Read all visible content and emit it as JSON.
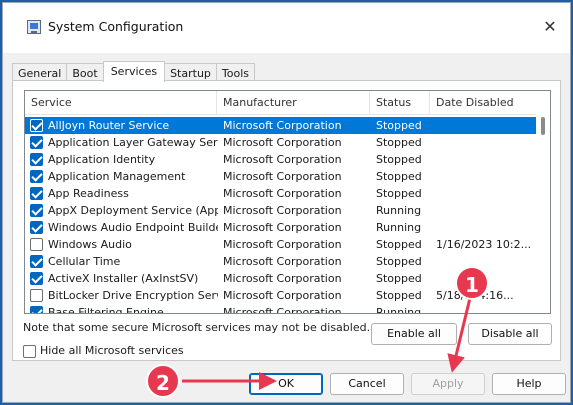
{
  "window": {
    "title": "System Configuration",
    "close_glyph": "✕"
  },
  "tabs": [
    {
      "label": "General",
      "active": false
    },
    {
      "label": "Boot",
      "active": false
    },
    {
      "label": "Services",
      "active": true
    },
    {
      "label": "Startup",
      "active": false
    },
    {
      "label": "Tools",
      "active": false
    }
  ],
  "columns": {
    "service": "Service",
    "manufacturer": "Manufacturer",
    "status": "Status",
    "date_disabled": "Date Disabled"
  },
  "services": [
    {
      "service": "AllJoyn Router Service",
      "manufacturer": "Microsoft Corporation",
      "status": "Stopped",
      "date": "",
      "checked": true,
      "selected": true
    },
    {
      "service": "Application Layer Gateway Service",
      "manufacturer": "Microsoft Corporation",
      "status": "Stopped",
      "date": "",
      "checked": true
    },
    {
      "service": "Application Identity",
      "manufacturer": "Microsoft Corporation",
      "status": "Stopped",
      "date": "",
      "checked": true
    },
    {
      "service": "Application Management",
      "manufacturer": "Microsoft Corporation",
      "status": "Stopped",
      "date": "",
      "checked": true
    },
    {
      "service": "App Readiness",
      "manufacturer": "Microsoft Corporation",
      "status": "Stopped",
      "date": "",
      "checked": true
    },
    {
      "service": "AppX Deployment Service (AppX...",
      "manufacturer": "Microsoft Corporation",
      "status": "Running",
      "date": "",
      "checked": true
    },
    {
      "service": "Windows Audio Endpoint Builder",
      "manufacturer": "Microsoft Corporation",
      "status": "Running",
      "date": "",
      "checked": true
    },
    {
      "service": "Windows Audio",
      "manufacturer": "Microsoft Corporation",
      "status": "Stopped",
      "date": "1/16/2023 10:2...",
      "checked": false
    },
    {
      "service": "Cellular Time",
      "manufacturer": "Microsoft Corporation",
      "status": "Stopped",
      "date": "",
      "checked": true
    },
    {
      "service": "ActiveX Installer (AxInstSV)",
      "manufacturer": "Microsoft Corporation",
      "status": "Stopped",
      "date": "",
      "checked": true
    },
    {
      "service": "BitLocker Drive Encryption Service",
      "manufacturer": "Microsoft Corporation",
      "status": "Stopped",
      "date": "5/18/... 4:16...",
      "checked": false
    },
    {
      "service": "Base Filtering Engine",
      "manufacturer": "Microsoft Corporation",
      "status": "Running",
      "date": "",
      "checked": true
    }
  ],
  "note": "Note that some secure Microsoft services may not be disabled.",
  "buttons": {
    "enable_all": "Enable all",
    "disable_all": "Disable all",
    "ok": "OK",
    "cancel": "Cancel",
    "apply": "Apply",
    "help": "Help"
  },
  "hide_ms": {
    "label": "Hide all Microsoft services",
    "checked": false
  },
  "callouts": [
    {
      "number": "1"
    },
    {
      "number": "2"
    }
  ],
  "colors": {
    "accent": "#0078d7",
    "callout": "#e8384f",
    "background": "#1f5fa8"
  }
}
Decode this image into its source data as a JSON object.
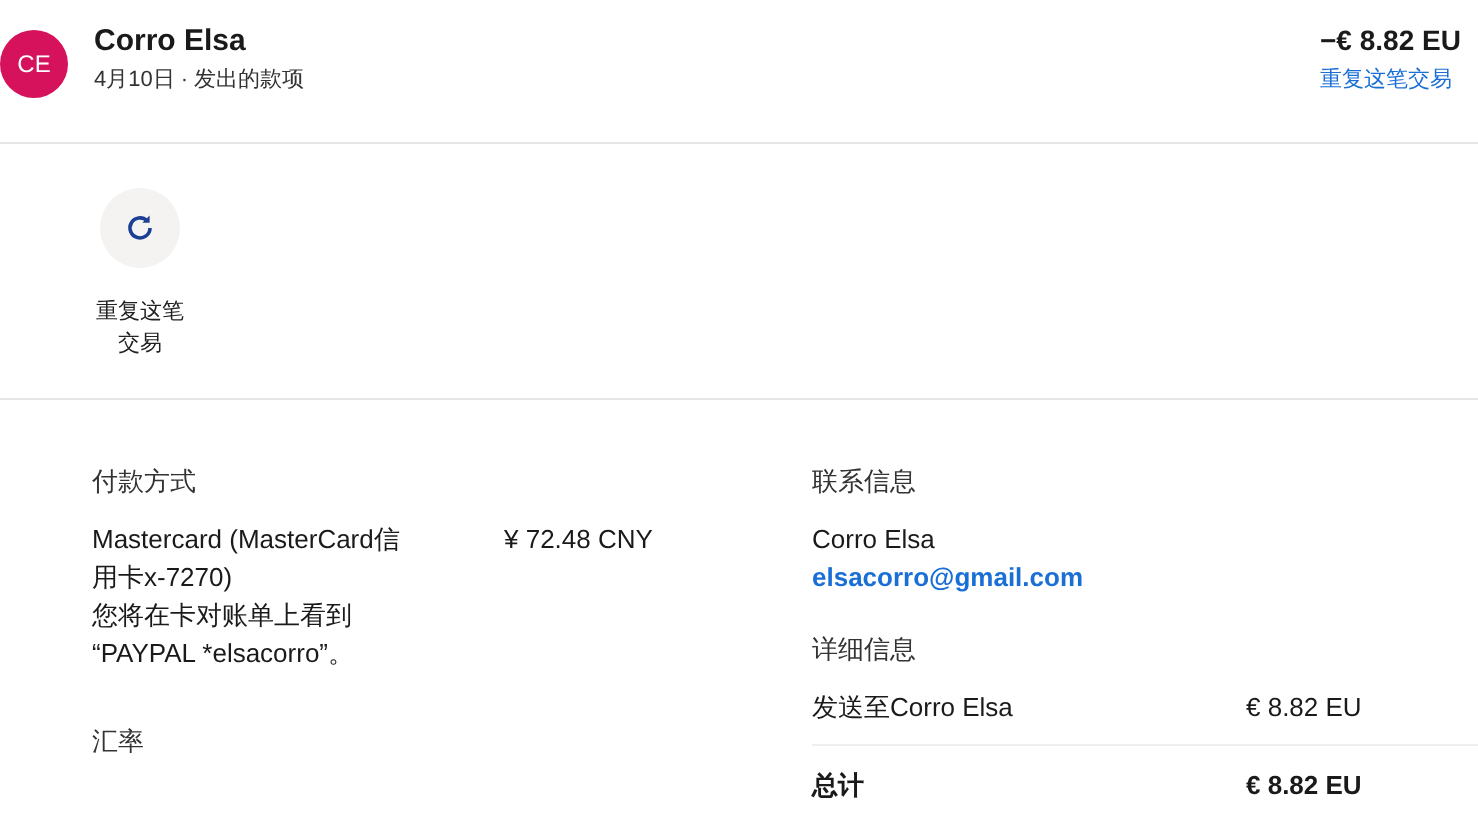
{
  "header": {
    "avatar": "CE",
    "name": "Corro Elsa",
    "subtitle": "4月10日 · 发出的款项",
    "amount": "−€ 8.82 EU",
    "repeat_link": "重复这笔交易"
  },
  "action": {
    "label": "重复这笔交易"
  },
  "payment": {
    "title": "付款方式",
    "method": "Mastercard (MasterCard信用卡x-7270)",
    "note": "您将在卡对账单上看到 “PAYPAL *elsacorro”。",
    "amount": "¥ 72.48 CNY"
  },
  "exchange": {
    "title": "汇率"
  },
  "contact": {
    "title": "联系信息",
    "name": "Corro Elsa",
    "email": "elsacorro@gmail.com"
  },
  "details": {
    "title": "详细信息",
    "rows": [
      {
        "label": "发送至Corro Elsa",
        "amount": "€ 8.82 EU"
      }
    ],
    "total_label": "总计",
    "total_amount": "€ 8.82 EU"
  }
}
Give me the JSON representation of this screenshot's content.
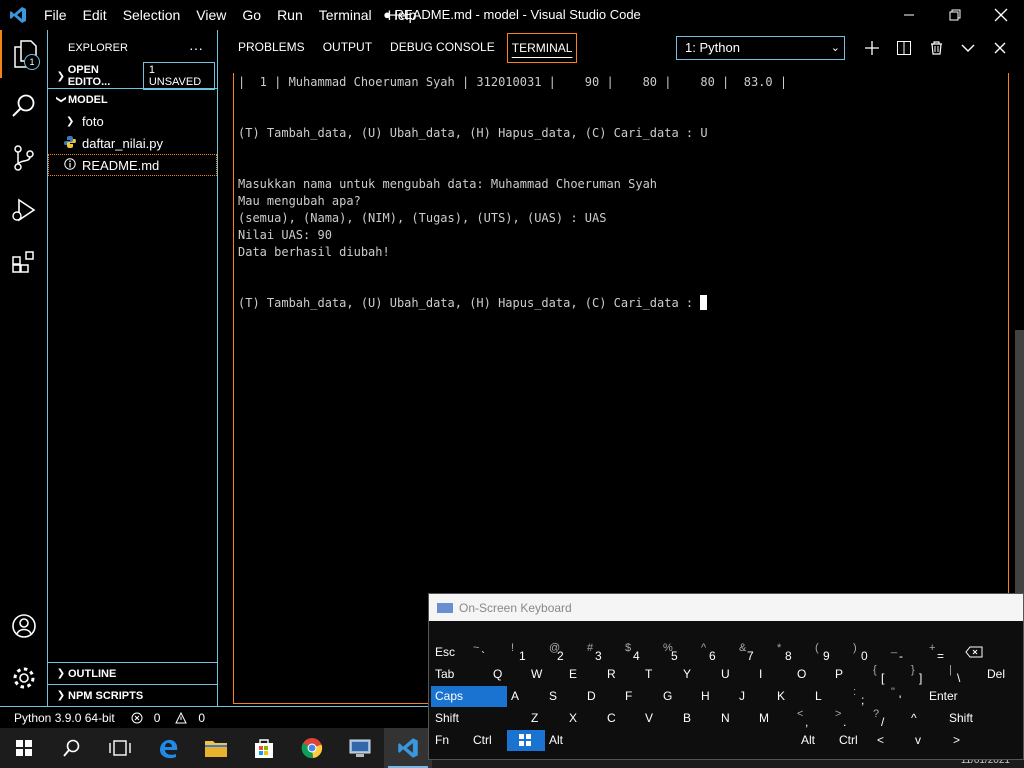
{
  "window": {
    "title": "● README.md - model - Visual Studio Code",
    "menu": [
      "File",
      "Edit",
      "Selection",
      "View",
      "Go",
      "Run",
      "Terminal",
      "Help"
    ]
  },
  "activity_bar": {
    "explorer_badge": "1"
  },
  "sidebar": {
    "title": "EXPLORER",
    "more": "···",
    "open_editors": "OPEN EDITO...",
    "unsaved": "1 UNSAVED",
    "folder": "MODEL",
    "items": [
      {
        "label": "foto",
        "type": "folder"
      },
      {
        "label": "daftar_nilai.py",
        "type": "python"
      },
      {
        "label": "README.md",
        "type": "info"
      }
    ],
    "outline": "OUTLINE",
    "npm_scripts": "NPM SCRIPTS"
  },
  "panel": {
    "tabs": [
      "PROBLEMS",
      "OUTPUT",
      "DEBUG CONSOLE",
      "TERMINAL"
    ],
    "active_tab": "TERMINAL",
    "terminal_select": "1: Python"
  },
  "terminal": {
    "lines": [
      "|  1 | Muhammad Choeruman Syah | 312010031 |    90 |    80 |    80 |  83.0 |",
      "",
      "",
      "(T) Tambah_data, (U) Ubah_data, (H) Hapus_data, (C) Cari_data : U",
      "",
      "",
      "Masukkan nama untuk mengubah data: Muhammad Choeruman Syah",
      "Mau mengubah apa?",
      "(semua), (Nama), (NIM), (Tugas), (UTS), (UAS) : UAS",
      "Nilai UAS: 90",
      "Data berhasil diubah!",
      "",
      "",
      "(T) Tambah_data, (U) Ubah_data, (H) Hapus_data, (C) Cari_data : "
    ]
  },
  "statusbar": {
    "interpreter": "Python 3.9.0 64-bit",
    "errors": "0",
    "warnings": "0"
  },
  "taskbar": {
    "clock": "11/01/2021"
  },
  "osk": {
    "title": "On-Screen Keyboard",
    "row1": [
      "Esc",
      "~ `",
      "! 1",
      "@ 2",
      "# 3",
      "$ 4",
      "% 5",
      "^ 6",
      "& 7",
      "* 8",
      "( 9",
      ") 0",
      "_ -",
      "+ ="
    ],
    "row2": [
      "Tab",
      "Q",
      "W",
      "E",
      "R",
      "T",
      "Y",
      "U",
      "I",
      "O",
      "P",
      "{ [",
      "} ]",
      "| \\",
      "Del"
    ],
    "row3": [
      "Caps",
      "A",
      "S",
      "D",
      "F",
      "G",
      "H",
      "J",
      "K",
      "L",
      ": ;",
      "\" '",
      "Enter"
    ],
    "row4": [
      "Shift",
      "Z",
      "X",
      "C",
      "V",
      "B",
      "N",
      "M",
      "< ,",
      "> .",
      "? /",
      "^",
      "Shift"
    ],
    "row5": [
      "Fn",
      "Ctrl",
      "Win",
      "Alt",
      "Alt",
      "Ctrl",
      "<",
      "v",
      ">"
    ]
  }
}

-.-.-

* Request: Report how many lines above hold the string "mengubah", giving nothing but the number.

* Task response: 2